##### Material shown
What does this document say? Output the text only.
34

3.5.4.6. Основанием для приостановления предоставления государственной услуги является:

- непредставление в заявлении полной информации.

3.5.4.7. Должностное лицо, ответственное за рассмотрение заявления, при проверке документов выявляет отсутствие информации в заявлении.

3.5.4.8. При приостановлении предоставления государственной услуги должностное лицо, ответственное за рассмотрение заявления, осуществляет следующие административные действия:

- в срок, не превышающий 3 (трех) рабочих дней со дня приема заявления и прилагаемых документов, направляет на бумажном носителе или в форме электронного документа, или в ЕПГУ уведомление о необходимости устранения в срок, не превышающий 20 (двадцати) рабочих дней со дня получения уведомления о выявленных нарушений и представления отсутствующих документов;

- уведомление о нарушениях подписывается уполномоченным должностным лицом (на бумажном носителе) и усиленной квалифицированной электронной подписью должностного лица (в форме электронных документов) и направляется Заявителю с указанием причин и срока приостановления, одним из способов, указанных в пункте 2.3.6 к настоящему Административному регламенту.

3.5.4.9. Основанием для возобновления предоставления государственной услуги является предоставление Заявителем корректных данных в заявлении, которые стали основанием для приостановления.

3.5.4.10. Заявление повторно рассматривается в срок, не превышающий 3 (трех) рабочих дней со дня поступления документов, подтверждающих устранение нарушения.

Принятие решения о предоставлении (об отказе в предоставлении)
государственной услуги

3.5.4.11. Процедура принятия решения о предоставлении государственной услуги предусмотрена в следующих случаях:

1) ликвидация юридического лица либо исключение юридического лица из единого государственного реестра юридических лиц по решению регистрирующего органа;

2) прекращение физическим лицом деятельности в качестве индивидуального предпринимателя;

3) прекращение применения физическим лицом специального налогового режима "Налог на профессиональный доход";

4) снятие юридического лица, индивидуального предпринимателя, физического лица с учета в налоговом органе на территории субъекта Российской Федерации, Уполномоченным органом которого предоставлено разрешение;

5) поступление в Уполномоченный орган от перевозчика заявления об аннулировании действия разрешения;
##########
##### Material shown
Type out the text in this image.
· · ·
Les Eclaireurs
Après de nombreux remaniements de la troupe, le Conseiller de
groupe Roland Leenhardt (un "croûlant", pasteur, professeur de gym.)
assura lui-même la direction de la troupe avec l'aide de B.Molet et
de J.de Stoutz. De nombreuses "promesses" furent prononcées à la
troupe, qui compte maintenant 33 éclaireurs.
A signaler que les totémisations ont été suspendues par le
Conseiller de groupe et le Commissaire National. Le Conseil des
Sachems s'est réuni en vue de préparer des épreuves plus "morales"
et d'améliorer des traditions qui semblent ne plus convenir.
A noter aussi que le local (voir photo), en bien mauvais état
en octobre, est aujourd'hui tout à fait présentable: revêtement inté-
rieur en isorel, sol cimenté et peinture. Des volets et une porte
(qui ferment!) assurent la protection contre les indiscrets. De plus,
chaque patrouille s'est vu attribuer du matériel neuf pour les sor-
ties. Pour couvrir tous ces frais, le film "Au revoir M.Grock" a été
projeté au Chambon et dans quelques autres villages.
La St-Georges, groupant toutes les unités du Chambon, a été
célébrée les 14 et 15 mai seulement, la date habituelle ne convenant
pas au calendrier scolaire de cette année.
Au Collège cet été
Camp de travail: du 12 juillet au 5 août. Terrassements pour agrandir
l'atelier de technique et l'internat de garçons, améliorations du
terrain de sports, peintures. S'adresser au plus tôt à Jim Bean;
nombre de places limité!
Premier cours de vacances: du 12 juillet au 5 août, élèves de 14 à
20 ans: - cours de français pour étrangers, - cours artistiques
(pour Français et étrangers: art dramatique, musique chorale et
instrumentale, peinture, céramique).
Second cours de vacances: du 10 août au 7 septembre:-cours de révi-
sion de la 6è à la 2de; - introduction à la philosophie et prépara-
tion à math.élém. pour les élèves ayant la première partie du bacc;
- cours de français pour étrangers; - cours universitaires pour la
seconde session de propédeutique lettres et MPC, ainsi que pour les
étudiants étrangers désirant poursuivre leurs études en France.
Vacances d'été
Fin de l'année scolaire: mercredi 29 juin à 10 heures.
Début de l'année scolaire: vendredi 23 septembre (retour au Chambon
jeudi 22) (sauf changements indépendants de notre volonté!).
##########
##### Material shown
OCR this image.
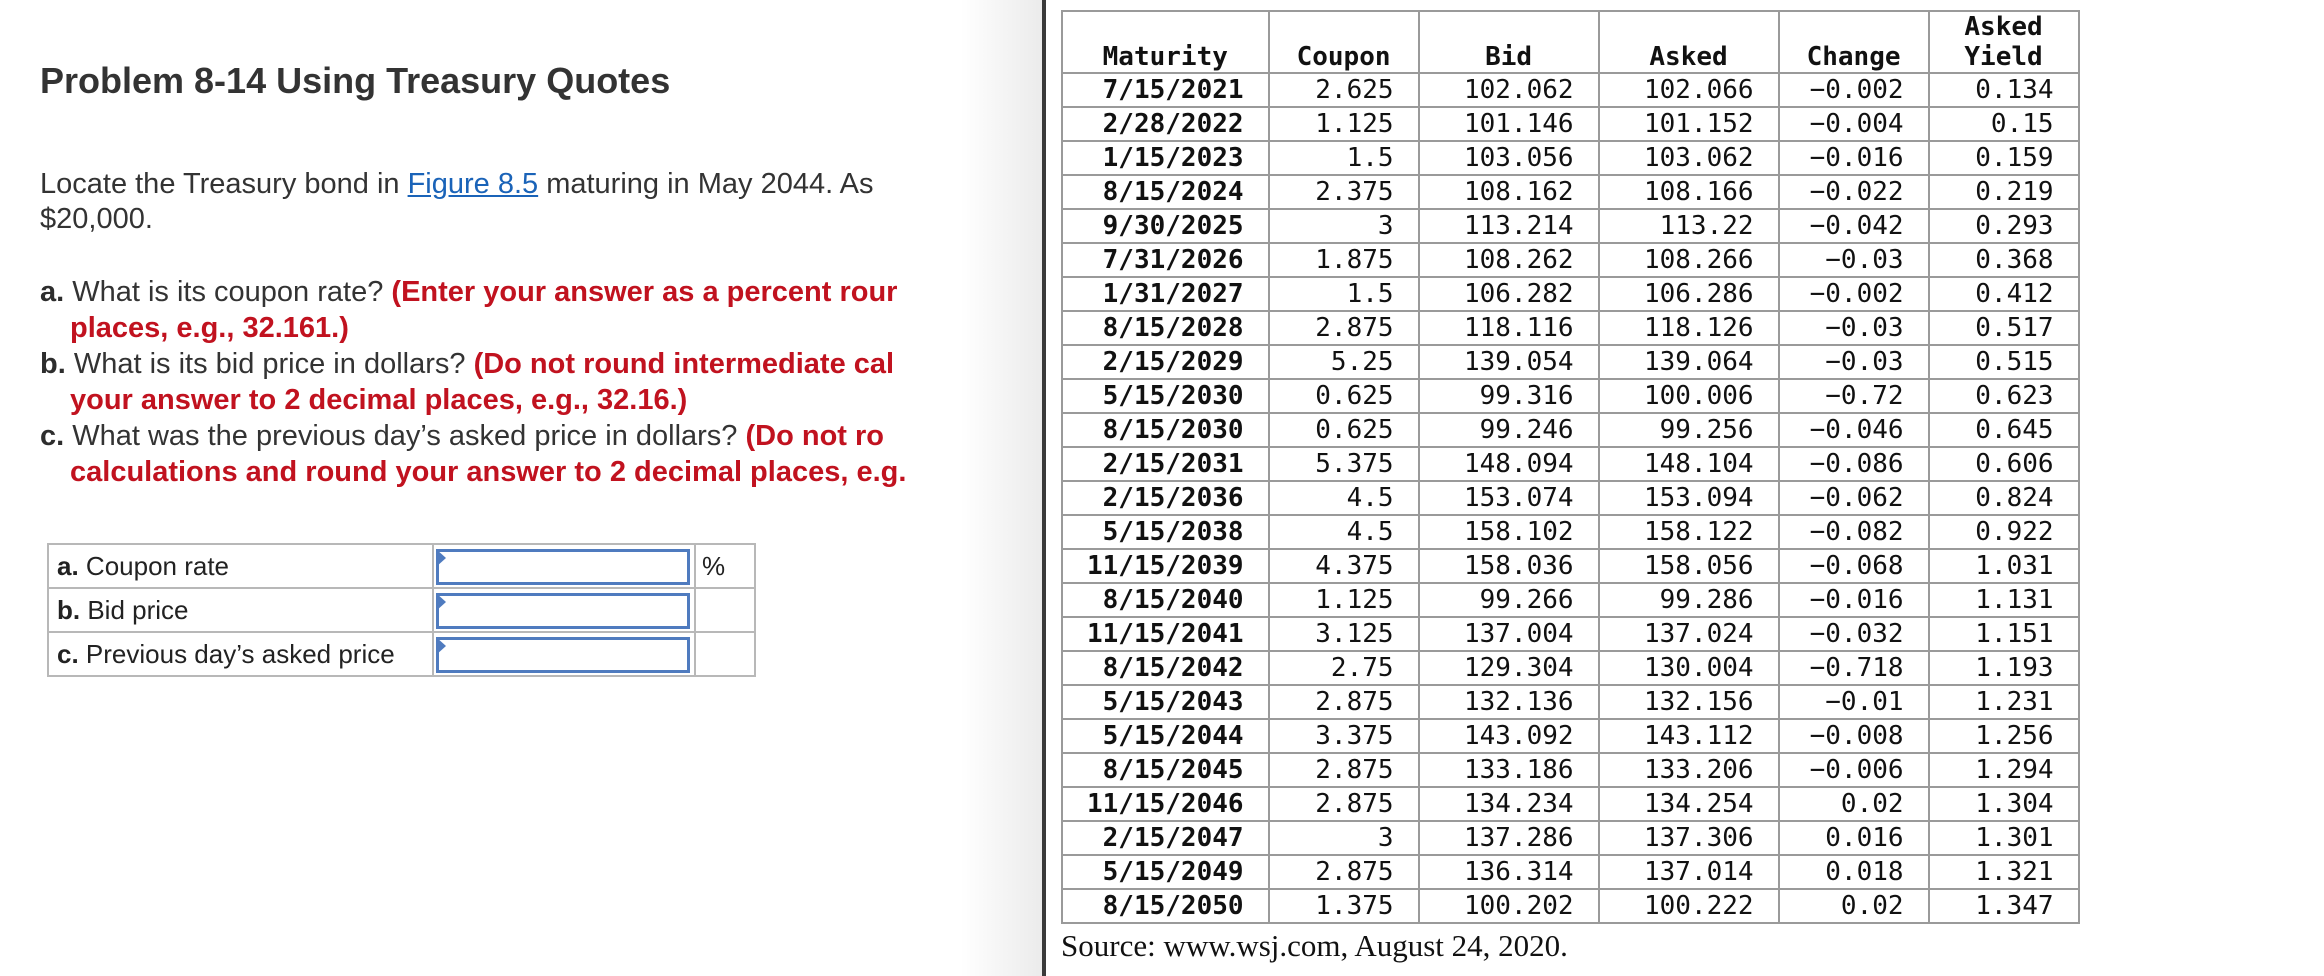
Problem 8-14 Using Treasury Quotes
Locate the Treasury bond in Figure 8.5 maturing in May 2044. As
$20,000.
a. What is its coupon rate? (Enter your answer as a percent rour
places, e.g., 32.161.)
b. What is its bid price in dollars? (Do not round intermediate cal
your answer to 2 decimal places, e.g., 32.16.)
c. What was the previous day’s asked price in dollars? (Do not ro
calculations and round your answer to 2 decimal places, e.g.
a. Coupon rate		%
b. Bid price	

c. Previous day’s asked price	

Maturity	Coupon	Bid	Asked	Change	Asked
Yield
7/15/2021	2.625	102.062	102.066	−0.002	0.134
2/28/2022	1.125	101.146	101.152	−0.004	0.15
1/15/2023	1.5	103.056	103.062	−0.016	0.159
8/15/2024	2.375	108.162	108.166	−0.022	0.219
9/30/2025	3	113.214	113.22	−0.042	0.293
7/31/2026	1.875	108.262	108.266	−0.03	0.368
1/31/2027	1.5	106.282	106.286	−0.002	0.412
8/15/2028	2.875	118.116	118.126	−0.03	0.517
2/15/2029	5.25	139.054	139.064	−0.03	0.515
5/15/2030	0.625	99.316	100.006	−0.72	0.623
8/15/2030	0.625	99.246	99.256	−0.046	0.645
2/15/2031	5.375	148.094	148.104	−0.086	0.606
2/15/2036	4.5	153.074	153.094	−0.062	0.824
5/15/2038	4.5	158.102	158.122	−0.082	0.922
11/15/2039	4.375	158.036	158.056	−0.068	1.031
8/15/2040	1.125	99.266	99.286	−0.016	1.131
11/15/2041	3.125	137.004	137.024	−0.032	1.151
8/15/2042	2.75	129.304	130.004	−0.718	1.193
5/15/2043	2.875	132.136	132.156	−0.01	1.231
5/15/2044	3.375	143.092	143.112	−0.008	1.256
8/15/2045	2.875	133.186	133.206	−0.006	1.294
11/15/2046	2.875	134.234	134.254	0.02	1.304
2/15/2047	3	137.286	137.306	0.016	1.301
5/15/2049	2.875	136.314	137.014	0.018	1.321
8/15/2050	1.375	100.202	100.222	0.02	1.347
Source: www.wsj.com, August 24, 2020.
##########
**Stated goal:** List every line in the records above that contains the word "превышающий".

**Answer to the problem:**
- в срок, не превышающий 3 (трех) рабочих дней со дня приема заявления и прилагаемых документов, направляет на бумажном носителе или в форме электронного документа, или в ЕПГУ уведомление о необходимости устранения в срок, не превышающий 20 (двадцати) рабочих дней со дня получения уведомления о выявленных нарушений и представления отсутствующих документов;
3.5.4.10. Заявление повторно рассматривается в срок, не превышающий 3 (трех) рабочих дней со дня поступления документов, подтверждающих устранение нарушения.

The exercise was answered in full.